» **Listed records**:
## START
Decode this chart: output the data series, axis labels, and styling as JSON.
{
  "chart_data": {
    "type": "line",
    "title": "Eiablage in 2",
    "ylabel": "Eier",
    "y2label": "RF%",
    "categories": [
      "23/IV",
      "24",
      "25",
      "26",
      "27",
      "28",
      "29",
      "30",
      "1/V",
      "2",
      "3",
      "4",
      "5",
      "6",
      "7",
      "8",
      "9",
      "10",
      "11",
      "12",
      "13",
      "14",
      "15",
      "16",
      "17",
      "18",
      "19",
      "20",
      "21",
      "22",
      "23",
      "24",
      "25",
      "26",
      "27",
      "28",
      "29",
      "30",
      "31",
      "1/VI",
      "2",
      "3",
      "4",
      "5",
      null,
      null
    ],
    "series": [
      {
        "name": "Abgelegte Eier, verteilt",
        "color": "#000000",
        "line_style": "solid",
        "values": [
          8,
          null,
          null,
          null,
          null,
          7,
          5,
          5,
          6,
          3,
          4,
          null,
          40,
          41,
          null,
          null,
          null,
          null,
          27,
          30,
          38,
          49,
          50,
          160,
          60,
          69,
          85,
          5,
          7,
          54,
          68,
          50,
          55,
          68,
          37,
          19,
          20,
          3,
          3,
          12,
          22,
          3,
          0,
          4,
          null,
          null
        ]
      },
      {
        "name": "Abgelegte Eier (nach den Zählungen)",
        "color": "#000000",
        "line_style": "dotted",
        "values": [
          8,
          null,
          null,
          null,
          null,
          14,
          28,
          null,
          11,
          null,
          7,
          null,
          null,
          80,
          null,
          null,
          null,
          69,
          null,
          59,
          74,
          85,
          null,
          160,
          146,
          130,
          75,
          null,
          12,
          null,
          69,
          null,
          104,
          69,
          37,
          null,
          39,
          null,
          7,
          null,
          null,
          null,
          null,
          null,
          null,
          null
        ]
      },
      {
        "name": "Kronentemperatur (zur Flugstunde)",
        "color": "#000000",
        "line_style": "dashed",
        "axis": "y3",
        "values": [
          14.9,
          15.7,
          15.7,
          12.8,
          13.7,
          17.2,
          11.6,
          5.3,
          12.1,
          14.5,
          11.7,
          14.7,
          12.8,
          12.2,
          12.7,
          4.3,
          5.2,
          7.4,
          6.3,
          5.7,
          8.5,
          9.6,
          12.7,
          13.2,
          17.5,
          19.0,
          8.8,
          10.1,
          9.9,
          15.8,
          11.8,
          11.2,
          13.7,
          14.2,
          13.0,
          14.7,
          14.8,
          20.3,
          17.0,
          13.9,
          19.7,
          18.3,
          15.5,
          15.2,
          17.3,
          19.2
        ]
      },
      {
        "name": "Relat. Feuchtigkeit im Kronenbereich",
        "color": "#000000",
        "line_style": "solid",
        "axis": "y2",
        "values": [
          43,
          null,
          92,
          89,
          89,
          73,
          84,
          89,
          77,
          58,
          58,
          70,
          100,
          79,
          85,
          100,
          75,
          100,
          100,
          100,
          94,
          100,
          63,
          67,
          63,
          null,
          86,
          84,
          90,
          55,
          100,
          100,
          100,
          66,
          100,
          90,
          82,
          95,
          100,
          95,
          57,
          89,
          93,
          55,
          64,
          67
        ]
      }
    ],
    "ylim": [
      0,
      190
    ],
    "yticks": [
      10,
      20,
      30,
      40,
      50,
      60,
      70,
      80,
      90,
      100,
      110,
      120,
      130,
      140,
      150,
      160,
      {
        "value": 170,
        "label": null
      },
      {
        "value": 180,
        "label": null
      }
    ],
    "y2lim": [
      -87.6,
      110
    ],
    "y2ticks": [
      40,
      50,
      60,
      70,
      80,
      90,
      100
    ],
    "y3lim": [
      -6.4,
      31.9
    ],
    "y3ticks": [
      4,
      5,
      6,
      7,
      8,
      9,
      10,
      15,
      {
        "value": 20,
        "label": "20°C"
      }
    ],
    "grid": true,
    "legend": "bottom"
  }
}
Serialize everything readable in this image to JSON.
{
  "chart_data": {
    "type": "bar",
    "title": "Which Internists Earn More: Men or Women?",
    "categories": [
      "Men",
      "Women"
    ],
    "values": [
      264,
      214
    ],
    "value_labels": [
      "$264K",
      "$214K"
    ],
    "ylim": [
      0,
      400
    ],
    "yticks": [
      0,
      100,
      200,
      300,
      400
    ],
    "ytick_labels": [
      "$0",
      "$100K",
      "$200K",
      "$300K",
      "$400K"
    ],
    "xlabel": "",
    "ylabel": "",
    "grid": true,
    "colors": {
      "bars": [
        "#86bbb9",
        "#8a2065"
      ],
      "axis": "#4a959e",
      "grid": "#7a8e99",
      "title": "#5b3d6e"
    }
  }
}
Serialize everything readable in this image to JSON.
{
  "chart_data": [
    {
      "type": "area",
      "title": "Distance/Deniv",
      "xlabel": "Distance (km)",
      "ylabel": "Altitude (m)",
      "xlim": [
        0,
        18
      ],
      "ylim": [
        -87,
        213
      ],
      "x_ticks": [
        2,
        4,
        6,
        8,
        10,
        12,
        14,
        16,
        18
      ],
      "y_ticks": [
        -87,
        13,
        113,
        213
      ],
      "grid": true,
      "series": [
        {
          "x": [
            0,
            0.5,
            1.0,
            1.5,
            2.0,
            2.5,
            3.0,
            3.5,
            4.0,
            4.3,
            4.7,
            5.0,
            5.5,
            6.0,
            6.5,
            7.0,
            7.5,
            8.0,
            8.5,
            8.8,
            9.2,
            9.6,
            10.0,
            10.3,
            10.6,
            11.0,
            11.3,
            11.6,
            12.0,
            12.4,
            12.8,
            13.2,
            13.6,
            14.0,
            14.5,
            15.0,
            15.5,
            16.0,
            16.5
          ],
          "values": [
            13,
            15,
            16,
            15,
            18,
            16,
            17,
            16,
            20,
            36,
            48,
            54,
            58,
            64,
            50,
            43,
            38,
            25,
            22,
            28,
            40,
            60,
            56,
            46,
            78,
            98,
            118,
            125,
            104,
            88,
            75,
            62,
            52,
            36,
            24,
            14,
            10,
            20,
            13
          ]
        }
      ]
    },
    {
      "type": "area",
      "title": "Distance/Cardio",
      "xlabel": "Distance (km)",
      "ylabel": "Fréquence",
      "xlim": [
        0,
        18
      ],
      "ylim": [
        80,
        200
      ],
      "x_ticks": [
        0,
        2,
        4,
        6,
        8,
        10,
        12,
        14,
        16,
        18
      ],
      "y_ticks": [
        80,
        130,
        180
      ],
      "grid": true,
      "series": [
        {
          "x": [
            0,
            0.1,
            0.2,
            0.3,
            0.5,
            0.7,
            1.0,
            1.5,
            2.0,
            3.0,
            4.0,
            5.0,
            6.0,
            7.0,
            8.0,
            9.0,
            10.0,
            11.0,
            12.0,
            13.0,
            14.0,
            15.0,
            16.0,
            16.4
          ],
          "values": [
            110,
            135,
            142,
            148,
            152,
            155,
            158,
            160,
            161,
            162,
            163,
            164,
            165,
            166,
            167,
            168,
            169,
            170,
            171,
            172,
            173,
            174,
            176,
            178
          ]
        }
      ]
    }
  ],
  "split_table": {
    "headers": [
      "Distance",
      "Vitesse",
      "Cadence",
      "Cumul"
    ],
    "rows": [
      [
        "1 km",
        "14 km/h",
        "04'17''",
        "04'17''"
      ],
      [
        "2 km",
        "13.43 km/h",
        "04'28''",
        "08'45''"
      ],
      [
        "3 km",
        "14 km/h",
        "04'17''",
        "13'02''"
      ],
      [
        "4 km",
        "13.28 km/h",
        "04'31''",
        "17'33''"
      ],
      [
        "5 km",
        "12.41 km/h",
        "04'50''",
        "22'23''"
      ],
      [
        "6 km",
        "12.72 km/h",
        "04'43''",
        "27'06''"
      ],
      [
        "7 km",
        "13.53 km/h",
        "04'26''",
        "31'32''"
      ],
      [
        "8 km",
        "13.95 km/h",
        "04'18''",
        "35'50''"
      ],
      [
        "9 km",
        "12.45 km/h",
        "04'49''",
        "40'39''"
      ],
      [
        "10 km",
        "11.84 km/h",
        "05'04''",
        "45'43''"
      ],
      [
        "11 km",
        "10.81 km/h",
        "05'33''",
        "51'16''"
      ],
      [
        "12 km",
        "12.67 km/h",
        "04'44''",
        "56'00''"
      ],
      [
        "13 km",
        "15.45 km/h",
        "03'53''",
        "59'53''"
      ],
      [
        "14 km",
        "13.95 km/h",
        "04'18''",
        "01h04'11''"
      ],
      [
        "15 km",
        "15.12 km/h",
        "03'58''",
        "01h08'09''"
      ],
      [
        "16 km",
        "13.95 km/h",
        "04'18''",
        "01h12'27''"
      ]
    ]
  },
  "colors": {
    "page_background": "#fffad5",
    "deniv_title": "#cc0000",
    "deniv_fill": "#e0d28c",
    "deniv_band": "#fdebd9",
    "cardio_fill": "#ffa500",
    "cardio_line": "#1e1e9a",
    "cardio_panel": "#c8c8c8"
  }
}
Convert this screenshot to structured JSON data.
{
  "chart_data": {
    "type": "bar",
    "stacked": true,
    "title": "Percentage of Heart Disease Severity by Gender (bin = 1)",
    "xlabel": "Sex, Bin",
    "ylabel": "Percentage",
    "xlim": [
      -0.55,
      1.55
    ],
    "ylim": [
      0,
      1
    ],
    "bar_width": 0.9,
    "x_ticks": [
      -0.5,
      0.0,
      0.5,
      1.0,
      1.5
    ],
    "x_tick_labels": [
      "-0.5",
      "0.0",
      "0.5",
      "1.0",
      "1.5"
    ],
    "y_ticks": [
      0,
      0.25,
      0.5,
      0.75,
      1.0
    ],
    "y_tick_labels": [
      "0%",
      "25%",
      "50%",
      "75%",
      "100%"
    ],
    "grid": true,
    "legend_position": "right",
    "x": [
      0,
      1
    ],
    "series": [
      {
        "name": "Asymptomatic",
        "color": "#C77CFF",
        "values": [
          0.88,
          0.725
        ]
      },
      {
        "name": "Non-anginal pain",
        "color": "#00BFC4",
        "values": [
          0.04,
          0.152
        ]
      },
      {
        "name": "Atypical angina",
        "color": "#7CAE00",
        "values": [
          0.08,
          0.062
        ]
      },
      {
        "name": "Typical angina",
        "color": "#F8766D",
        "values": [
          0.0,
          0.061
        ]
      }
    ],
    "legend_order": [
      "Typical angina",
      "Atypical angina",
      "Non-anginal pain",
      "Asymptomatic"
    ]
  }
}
## END
» **Task requirements**:
Your answer should be only a number: how many lines of the data above contain the string "Abgelegte"?

» **Full solution**:
2